(A run of records)
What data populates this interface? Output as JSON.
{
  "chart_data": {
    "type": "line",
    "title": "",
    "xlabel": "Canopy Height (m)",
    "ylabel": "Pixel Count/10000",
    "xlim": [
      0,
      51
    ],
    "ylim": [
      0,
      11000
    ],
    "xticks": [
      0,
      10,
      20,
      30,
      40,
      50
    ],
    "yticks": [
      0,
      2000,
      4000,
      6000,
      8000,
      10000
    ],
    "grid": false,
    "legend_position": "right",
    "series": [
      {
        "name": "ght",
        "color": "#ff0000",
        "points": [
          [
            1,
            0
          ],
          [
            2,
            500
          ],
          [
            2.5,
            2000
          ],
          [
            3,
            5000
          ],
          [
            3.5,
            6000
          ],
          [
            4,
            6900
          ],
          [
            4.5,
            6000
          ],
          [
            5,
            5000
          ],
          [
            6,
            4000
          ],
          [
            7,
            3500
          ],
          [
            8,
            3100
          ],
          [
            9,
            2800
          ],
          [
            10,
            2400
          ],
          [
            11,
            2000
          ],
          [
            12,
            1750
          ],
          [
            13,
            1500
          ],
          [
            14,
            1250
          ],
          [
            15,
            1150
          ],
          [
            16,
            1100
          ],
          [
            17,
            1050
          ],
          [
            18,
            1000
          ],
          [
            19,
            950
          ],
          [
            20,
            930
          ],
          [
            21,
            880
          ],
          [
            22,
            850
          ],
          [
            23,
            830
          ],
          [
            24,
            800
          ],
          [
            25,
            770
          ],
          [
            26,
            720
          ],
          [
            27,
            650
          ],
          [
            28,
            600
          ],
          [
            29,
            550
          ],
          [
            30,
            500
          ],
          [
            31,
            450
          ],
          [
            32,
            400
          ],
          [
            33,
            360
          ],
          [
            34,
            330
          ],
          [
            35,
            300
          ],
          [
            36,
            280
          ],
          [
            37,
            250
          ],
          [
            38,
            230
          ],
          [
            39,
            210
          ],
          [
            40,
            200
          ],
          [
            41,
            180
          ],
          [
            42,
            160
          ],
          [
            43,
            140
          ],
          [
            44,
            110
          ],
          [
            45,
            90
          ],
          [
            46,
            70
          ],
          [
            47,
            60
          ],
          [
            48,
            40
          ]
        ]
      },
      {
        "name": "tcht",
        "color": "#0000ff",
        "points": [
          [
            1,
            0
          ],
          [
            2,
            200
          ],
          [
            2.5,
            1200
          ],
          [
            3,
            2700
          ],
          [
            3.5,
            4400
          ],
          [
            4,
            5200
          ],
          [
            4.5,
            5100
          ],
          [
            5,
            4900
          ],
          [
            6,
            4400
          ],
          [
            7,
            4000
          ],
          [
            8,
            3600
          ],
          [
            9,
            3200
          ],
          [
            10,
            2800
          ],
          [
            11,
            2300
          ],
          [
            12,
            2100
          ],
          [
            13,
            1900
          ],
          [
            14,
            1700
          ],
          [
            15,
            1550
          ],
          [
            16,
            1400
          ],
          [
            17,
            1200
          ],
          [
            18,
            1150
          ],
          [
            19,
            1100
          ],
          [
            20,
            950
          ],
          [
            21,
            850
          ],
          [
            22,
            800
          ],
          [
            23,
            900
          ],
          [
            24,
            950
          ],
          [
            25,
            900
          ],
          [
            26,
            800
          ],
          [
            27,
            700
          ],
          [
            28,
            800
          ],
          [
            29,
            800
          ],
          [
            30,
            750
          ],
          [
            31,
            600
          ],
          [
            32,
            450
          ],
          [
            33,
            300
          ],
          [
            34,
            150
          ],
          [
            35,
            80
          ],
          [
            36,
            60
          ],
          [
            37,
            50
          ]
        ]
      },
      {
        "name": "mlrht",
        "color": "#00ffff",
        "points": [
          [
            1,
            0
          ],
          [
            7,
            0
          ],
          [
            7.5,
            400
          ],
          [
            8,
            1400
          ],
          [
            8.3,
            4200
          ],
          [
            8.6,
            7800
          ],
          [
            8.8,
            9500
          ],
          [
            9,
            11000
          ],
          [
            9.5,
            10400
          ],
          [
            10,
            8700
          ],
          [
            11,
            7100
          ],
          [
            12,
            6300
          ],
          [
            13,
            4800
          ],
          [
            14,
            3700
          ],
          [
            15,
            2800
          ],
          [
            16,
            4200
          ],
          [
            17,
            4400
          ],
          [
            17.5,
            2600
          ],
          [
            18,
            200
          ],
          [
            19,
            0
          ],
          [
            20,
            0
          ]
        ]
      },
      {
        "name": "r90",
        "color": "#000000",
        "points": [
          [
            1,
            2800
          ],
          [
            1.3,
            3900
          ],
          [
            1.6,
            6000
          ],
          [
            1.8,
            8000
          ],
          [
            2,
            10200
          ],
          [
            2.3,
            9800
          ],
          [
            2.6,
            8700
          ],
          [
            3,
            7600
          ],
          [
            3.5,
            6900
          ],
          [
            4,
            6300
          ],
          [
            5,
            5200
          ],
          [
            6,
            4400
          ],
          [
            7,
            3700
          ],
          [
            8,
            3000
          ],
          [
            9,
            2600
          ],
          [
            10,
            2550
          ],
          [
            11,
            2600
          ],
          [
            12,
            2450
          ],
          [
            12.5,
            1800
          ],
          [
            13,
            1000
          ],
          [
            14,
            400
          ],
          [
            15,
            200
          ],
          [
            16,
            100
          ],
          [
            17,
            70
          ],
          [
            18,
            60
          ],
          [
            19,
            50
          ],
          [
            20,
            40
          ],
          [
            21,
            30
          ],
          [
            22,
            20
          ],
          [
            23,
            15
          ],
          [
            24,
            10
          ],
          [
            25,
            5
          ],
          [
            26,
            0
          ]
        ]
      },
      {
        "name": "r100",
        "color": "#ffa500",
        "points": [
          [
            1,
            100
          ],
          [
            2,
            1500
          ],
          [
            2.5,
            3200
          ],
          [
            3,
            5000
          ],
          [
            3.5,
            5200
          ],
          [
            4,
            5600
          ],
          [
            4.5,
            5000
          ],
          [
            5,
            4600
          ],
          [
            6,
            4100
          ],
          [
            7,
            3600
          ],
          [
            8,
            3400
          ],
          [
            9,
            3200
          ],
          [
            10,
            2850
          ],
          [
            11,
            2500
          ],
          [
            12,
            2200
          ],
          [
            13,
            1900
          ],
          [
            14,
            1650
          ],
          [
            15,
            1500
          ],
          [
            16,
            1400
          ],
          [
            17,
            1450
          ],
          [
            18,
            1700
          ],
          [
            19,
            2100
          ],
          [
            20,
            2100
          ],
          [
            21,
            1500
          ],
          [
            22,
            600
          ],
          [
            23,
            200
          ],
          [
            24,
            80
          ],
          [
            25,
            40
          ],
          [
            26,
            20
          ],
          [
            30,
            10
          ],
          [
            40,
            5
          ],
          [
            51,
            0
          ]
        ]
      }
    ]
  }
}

Your goal: Every record above should be output exactly.

Final result:
What data populates this interface? Output as JSON.
{
  "chart_data": {
    "type": "line",
    "title": "",
    "xlabel": "Canopy Height (m)",
    "ylabel": "Pixel Count/10000",
    "xlim": [
      0,
      51
    ],
    "ylim": [
      0,
      11000
    ],
    "xticks": [
      0,
      10,
      20,
      30,
      40,
      50
    ],
    "yticks": [
      0,
      2000,
      4000,
      6000,
      8000,
      10000
    ],
    "grid": false,
    "legend_position": "right",
    "series": [
      {
        "name": "ght",
        "color": "#ff0000",
        "points": [
          [
            1,
            0
          ],
          [
            2,
            500
          ],
          [
            2.5,
            2000
          ],
          [
            3,
            5000
          ],
          [
            3.5,
            6000
          ],
          [
            4,
            6900
          ],
          [
            4.5,
            6000
          ],
          [
            5,
            5000
          ],
          [
            6,
            4000
          ],
          [
            7,
            3500
          ],
          [
            8,
            3100
          ],
          [
            9,
            2800
          ],
          [
            10,
            2400
          ],
          [
            11,
            2000
          ],
          [
            12,
            1750
          ],
          [
            13,
            1500
          ],
          [
            14,
            1250
          ],
          [
            15,
            1150
          ],
          [
            16,
            1100
          ],
          [
            17,
            1050
          ],
          [
            18,
            1000
          ],
          [
            19,
            950
          ],
          [
            20,
            930
          ],
          [
            21,
            880
          ],
          [
            22,
            850
          ],
          [
            23,
            830
          ],
          [
            24,
            800
          ],
          [
            25,
            770
          ],
          [
            26,
            720
          ],
          [
            27,
            650
          ],
          [
            28,
            600
          ],
          [
            29,
            550
          ],
          [
            30,
            500
          ],
          [
            31,
            450
          ],
          [
            32,
            400
          ],
          [
            33,
            360
          ],
          [
            34,
            330
          ],
          [
            35,
            300
          ],
          [
            36,
            280
          ],
          [
            37,
            250
          ],
          [
            38,
            230
          ],
          [
            39,
            210
          ],
          [
            40,
            200
          ],
          [
            41,
            180
          ],
          [
            42,
            160
          ],
          [
            43,
            140
          ],
          [
            44,
            110
          ],
          [
            45,
            90
          ],
          [
            46,
            70
          ],
          [
            47,
            60
          ],
          [
            48,
            40
          ]
        ]
      },
      {
        "name": "tcht",
        "color": "#0000ff",
        "points": [
          [
            1,
            0
          ],
          [
            2,
            200
          ],
          [
            2.5,
            1200
          ],
          [
            3,
            2700
          ],
          [
            3.5,
            4400
          ],
          [
            4,
            5200
          ],
          [
            4.5,
            5100
          ],
          [
            5,
            4900
          ],
          [
            6,
            4400
          ],
          [
            7,
            4000
          ],
          [
            8,
            3600
          ],
          [
            9,
            3200
          ],
          [
            10,
            2800
          ],
          [
            11,
            2300
          ],
          [
            12,
            2100
          ],
          [
            13,
            1900
          ],
          [
            14,
            1700
          ],
          [
            15,
            1550
          ],
          [
            16,
            1400
          ],
          [
            17,
            1200
          ],
          [
            18,
            1150
          ],
          [
            19,
            1100
          ],
          [
            20,
            950
          ],
          [
            21,
            850
          ],
          [
            22,
            800
          ],
          [
            23,
            900
          ],
          [
            24,
            950
          ],
          [
            25,
            900
          ],
          [
            26,
            800
          ],
          [
            27,
            700
          ],
          [
            28,
            800
          ],
          [
            29,
            800
          ],
          [
            30,
            750
          ],
          [
            31,
            600
          ],
          [
            32,
            450
          ],
          [
            33,
            300
          ],
          [
            34,
            150
          ],
          [
            35,
            80
          ],
          [
            36,
            60
          ],
          [
            37,
            50
          ]
        ]
      },
      {
        "name": "mlrht",
        "color": "#00ffff",
        "points": [
          [
            1,
            0
          ],
          [
            7,
            0
          ],
          [
            7.5,
            400
          ],
          [
            8,
            1400
          ],
          [
            8.3,
            4200
          ],
          [
            8.6,
            7800
          ],
          [
            8.8,
            9500
          ],
          [
            9,
            11000
          ],
          [
            9.5,
            10400
          ],
          [
            10,
            8700
          ],
          [
            11,
            7100
          ],
          [
            12,
            6300
          ],
          [
            13,
            4800
          ],
          [
            14,
            3700
          ],
          [
            15,
            2800
          ],
          [
            16,
            4200
          ],
          [
            17,
            4400
          ],
          [
            17.5,
            2600
          ],
          [
            18,
            200
          ],
          [
            19,
            0
          ],
          [
            20,
            0
          ]
        ]
      },
      {
        "name": "r90",
        "color": "#000000",
        "points": [
          [
            1,
            2800
          ],
          [
            1.3,
            3900
          ],
          [
            1.6,
            6000
          ],
          [
            1.8,
            8000
          ],
          [
            2,
            10200
          ],
          [
            2.3,
            9800
          ],
          [
            2.6,
            8700
          ],
          [
            3,
            7600
          ],
          [
            3.5,
            6900
          ],
          [
            4,
            6300
          ],
          [
            5,
            5200
          ],
          [
            6,
            4400
          ],
          [
            7,
            3700
          ],
          [
            8,
            3000
          ],
          [
            9,
            2600
          ],
          [
            10,
            2550
          ],
          [
            11,
            2600
          ],
          [
            12,
            2450
          ],
          [
            12.5,
            1800
          ],
          [
            13,
            1000
          ],
          [
            14,
            400
          ],
          [
            15,
            200
          ],
          [
            16,
            100
          ],
          [
            17,
            70
          ],
          [
            18,
            60
          ],
          [
            19,
            50
          ],
          [
            20,
            40
          ],
          [
            21,
            30
          ],
          [
            22,
            20
          ],
          [
            23,
            15
          ],
          [
            24,
            10
          ],
          [
            25,
            5
          ],
          [
            26,
            0
          ]
        ]
      },
      {
        "name": "r100",
        "color": "#ffa500",
        "points": [
          [
            1,
            100
          ],
          [
            2,
            1500
          ],
          [
            2.5,
            3200
          ],
          [
            3,
            5000
          ],
          [
            3.5,
            5200
          ],
          [
            4,
            5600
          ],
          [
            4.5,
            5000
          ],
          [
            5,
            4600
          ],
          [
            6,
            4100
          ],
          [
            7,
            3600
          ],
          [
            8,
            3400
          ],
          [
            9,
            3200
          ],
          [
            10,
            2850
          ],
          [
            11,
            2500
          ],
          [
            12,
            2200
          ],
          [
            13,
            1900
          ],
          [
            14,
            1650
          ],
          [
            15,
            1500
          ],
          [
            16,
            1400
          ],
          [
            17,
            1450
          ],
          [
            18,
            1700
          ],
          [
            19,
            2100
          ],
          [
            20,
            2100
          ],
          [
            21,
            1500
          ],
          [
            22,
            600
          ],
          [
            23,
            200
          ],
          [
            24,
            80
          ],
          [
            25,
            40
          ],
          [
            26,
            20
          ],
          [
            30,
            10
          ],
          [
            40,
            5
          ],
          [
            51,
            0
          ]
        ]
      }
    ]
  }
}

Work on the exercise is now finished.